Tally the lines below that contain the word "screenshot", and give only that number.

---------- DATASET CONTENT ----------

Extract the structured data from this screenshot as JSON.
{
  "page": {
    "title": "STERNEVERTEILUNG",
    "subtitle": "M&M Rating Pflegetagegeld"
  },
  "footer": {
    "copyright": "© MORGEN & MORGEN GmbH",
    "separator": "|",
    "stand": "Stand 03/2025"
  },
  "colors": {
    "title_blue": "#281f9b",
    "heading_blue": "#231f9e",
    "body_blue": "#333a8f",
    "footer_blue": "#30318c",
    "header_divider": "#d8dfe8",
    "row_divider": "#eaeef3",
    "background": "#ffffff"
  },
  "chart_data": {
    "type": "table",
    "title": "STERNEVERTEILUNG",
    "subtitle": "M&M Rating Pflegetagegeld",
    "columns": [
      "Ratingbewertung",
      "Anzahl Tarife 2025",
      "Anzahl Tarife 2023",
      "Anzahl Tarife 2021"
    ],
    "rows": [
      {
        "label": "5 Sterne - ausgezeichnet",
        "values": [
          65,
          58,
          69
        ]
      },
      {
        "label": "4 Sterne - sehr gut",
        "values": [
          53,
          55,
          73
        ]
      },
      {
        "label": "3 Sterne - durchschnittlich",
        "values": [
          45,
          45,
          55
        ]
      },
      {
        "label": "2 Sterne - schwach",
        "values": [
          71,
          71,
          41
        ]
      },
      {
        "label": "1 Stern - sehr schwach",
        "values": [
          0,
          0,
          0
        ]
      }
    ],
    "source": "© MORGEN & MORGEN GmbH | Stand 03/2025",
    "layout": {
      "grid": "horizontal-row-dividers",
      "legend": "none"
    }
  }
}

----------
---------- DATASET CONTENT ----------

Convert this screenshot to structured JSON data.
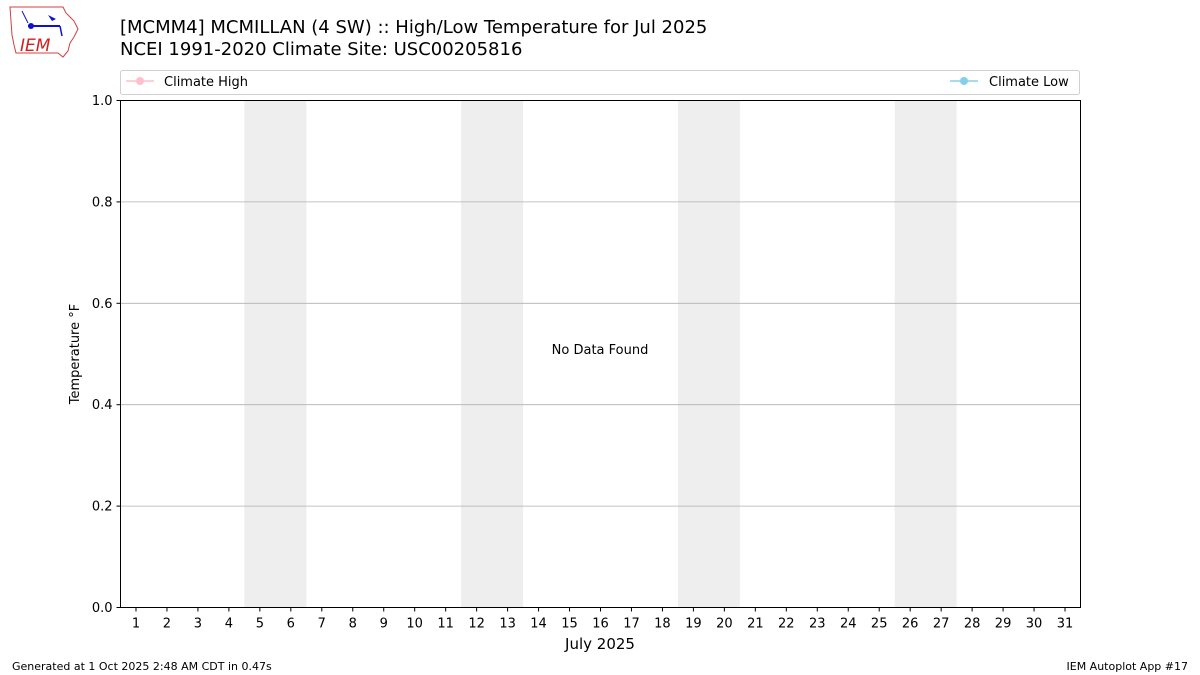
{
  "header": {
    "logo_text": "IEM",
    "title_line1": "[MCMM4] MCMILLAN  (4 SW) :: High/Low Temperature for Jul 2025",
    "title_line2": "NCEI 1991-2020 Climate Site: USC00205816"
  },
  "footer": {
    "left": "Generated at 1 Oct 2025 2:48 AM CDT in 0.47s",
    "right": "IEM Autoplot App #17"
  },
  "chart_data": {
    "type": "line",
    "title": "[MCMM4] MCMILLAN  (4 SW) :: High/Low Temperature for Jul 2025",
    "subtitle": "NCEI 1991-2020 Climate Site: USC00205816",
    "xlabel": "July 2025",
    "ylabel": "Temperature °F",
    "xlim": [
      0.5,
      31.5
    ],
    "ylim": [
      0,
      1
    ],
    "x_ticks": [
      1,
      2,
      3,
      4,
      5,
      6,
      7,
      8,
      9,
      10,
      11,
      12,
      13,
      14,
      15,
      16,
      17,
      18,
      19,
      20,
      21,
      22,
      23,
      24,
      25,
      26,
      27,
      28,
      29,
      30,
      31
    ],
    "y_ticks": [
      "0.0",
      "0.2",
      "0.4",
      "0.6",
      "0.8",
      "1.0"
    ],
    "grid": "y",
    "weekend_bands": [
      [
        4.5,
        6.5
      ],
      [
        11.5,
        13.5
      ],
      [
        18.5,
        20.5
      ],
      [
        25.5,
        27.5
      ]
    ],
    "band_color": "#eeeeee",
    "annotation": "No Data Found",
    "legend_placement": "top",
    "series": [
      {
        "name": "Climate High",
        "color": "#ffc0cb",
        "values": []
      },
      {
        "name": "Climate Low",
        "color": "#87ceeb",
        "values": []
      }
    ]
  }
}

----------
---------- DATASET CONTENT ----------

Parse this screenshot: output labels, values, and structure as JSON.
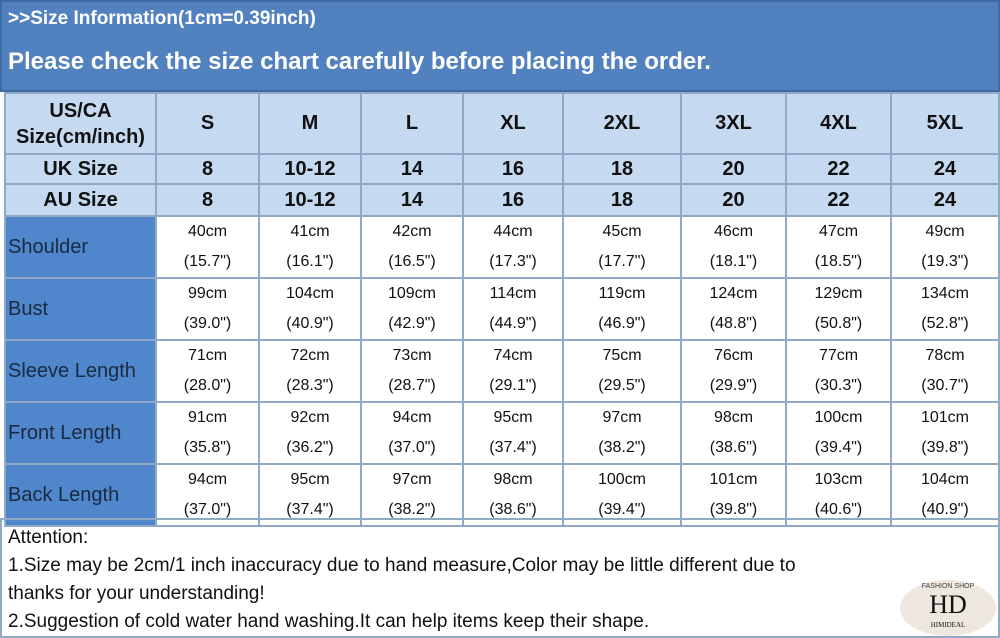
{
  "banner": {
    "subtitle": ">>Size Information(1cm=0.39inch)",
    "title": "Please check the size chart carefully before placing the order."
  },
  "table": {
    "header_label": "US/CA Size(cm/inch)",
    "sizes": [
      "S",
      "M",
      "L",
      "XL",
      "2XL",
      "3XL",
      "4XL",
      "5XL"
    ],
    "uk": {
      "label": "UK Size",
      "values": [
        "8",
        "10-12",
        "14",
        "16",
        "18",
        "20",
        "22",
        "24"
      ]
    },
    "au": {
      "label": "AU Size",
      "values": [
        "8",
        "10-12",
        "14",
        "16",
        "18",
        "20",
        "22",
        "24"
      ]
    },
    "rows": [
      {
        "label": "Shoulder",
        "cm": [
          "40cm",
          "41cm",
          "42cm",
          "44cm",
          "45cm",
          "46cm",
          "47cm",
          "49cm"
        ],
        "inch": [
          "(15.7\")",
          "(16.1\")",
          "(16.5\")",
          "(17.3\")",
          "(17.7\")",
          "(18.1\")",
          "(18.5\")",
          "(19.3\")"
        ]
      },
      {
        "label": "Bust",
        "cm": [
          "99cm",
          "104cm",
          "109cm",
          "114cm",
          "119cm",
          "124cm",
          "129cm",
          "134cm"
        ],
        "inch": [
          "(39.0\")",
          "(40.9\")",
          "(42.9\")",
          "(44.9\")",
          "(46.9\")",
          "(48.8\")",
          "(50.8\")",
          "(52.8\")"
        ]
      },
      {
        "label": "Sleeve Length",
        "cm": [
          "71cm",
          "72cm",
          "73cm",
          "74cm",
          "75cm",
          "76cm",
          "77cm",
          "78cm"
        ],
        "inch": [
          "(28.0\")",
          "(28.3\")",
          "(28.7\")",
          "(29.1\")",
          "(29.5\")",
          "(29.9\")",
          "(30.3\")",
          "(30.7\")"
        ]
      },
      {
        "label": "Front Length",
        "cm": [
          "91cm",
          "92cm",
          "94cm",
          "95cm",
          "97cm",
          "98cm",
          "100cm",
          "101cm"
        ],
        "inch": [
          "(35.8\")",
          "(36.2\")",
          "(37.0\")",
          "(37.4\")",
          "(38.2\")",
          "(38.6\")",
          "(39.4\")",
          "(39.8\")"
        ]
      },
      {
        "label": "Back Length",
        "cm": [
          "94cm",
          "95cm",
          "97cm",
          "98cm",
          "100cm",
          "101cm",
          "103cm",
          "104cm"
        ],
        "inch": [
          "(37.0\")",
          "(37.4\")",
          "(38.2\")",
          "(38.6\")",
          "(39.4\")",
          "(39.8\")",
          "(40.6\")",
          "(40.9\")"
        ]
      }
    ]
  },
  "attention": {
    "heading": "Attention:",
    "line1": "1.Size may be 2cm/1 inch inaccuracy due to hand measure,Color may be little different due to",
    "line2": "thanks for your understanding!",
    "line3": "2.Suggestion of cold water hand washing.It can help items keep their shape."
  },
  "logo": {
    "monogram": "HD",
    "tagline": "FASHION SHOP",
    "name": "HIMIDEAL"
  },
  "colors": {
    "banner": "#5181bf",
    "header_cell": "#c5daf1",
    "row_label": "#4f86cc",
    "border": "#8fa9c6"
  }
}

----------

[ANSWER IN FULL] 3